Work order:
Copies of all lines containing the string "rights" are needed from the data below.

Excerpts from a figure dataset:
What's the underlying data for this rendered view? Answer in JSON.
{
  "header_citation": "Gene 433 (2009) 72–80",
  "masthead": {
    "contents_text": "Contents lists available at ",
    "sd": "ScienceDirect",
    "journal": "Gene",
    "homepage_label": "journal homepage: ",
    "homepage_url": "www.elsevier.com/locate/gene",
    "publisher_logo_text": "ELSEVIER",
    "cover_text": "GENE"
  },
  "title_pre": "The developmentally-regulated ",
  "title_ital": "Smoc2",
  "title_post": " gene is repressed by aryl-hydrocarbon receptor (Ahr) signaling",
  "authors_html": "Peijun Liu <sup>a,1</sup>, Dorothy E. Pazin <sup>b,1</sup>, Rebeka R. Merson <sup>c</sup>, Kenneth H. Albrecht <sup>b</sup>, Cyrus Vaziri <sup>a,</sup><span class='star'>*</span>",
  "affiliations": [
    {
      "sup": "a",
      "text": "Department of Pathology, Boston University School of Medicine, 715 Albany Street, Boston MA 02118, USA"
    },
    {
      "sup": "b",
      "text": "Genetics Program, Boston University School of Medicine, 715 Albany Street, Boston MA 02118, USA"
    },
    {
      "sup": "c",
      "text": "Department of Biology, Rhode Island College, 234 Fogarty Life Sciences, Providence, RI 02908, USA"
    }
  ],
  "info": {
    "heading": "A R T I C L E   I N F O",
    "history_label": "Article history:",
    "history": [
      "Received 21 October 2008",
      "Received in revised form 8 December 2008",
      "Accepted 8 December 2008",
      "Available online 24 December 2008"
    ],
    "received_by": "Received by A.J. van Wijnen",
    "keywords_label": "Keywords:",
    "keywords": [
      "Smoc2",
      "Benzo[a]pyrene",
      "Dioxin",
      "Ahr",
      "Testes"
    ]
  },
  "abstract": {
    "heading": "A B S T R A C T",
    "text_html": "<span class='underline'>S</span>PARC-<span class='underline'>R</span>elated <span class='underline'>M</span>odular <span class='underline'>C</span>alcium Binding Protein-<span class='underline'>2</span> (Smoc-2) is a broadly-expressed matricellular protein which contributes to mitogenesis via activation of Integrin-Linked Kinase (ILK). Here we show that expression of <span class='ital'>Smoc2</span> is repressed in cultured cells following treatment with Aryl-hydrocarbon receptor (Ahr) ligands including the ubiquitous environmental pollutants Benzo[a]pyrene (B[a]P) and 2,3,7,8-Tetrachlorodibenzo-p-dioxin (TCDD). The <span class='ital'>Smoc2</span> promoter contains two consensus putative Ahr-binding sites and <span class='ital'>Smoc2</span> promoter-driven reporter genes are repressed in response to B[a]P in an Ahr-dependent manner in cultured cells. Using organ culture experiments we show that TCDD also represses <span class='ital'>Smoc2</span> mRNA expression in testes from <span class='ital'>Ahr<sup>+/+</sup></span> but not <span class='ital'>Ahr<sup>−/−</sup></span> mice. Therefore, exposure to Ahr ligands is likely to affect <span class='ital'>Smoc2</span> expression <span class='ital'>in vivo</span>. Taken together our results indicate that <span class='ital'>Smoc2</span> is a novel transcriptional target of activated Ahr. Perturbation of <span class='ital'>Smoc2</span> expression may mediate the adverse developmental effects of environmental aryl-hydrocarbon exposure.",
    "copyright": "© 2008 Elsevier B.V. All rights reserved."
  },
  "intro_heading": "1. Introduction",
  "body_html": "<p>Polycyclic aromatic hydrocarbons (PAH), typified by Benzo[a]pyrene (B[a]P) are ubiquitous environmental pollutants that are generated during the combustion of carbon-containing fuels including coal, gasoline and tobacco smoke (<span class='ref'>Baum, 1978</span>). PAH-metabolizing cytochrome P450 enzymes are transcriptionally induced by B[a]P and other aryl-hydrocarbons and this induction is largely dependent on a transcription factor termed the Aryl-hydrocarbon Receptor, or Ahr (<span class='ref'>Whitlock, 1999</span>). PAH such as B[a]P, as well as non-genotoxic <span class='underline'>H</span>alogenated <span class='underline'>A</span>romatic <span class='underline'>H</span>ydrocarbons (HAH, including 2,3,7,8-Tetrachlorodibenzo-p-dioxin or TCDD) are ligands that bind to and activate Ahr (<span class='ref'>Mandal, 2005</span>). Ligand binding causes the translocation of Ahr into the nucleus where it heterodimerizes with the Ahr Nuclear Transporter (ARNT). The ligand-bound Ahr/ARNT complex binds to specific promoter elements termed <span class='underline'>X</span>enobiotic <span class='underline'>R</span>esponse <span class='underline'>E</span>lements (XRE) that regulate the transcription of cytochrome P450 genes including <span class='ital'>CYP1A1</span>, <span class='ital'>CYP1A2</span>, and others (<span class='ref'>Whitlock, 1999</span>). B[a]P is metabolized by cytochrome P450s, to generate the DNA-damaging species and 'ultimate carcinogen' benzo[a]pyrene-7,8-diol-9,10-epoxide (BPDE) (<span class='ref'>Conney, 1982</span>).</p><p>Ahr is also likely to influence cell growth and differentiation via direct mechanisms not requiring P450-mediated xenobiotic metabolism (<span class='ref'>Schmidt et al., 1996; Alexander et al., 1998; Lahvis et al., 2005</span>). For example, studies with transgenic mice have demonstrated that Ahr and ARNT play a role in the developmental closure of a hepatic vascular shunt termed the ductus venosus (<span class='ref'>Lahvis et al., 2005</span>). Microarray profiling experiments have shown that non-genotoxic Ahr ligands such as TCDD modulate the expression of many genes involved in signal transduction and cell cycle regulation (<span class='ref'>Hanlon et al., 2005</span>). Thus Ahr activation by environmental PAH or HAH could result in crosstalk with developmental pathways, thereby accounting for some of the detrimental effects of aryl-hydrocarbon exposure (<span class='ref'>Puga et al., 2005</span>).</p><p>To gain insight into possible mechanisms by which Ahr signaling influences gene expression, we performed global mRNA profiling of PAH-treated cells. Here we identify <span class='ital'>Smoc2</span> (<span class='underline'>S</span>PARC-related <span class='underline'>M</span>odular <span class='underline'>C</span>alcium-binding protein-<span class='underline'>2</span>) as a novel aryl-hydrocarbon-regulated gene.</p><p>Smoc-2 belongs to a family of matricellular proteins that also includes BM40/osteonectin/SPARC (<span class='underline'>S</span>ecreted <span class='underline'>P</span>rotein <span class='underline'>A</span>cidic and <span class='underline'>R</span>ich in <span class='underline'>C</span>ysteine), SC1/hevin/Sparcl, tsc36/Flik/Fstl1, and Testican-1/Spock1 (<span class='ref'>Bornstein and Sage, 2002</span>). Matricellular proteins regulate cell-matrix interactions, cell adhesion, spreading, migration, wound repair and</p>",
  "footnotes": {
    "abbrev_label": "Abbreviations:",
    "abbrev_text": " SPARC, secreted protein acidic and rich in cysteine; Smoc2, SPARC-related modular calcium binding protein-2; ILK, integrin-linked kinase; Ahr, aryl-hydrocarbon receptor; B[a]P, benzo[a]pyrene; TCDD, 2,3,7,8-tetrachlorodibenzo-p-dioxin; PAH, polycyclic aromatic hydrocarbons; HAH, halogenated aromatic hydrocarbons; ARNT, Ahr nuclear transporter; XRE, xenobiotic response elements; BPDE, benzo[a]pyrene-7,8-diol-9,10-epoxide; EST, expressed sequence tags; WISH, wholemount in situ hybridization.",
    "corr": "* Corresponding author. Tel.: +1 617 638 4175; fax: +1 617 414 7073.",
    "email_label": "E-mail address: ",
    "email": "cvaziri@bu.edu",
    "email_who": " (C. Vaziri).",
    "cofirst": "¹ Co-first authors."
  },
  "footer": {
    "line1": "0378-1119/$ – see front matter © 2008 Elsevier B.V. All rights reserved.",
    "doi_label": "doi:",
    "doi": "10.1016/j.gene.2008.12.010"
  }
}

Exercise solution:
    "copyright": "© 2008 Elsevier B.V. All rights reserved."
    "line1": "0378-1119/$ – see front matter © 2008 Elsevier B.V. All rights reserved.",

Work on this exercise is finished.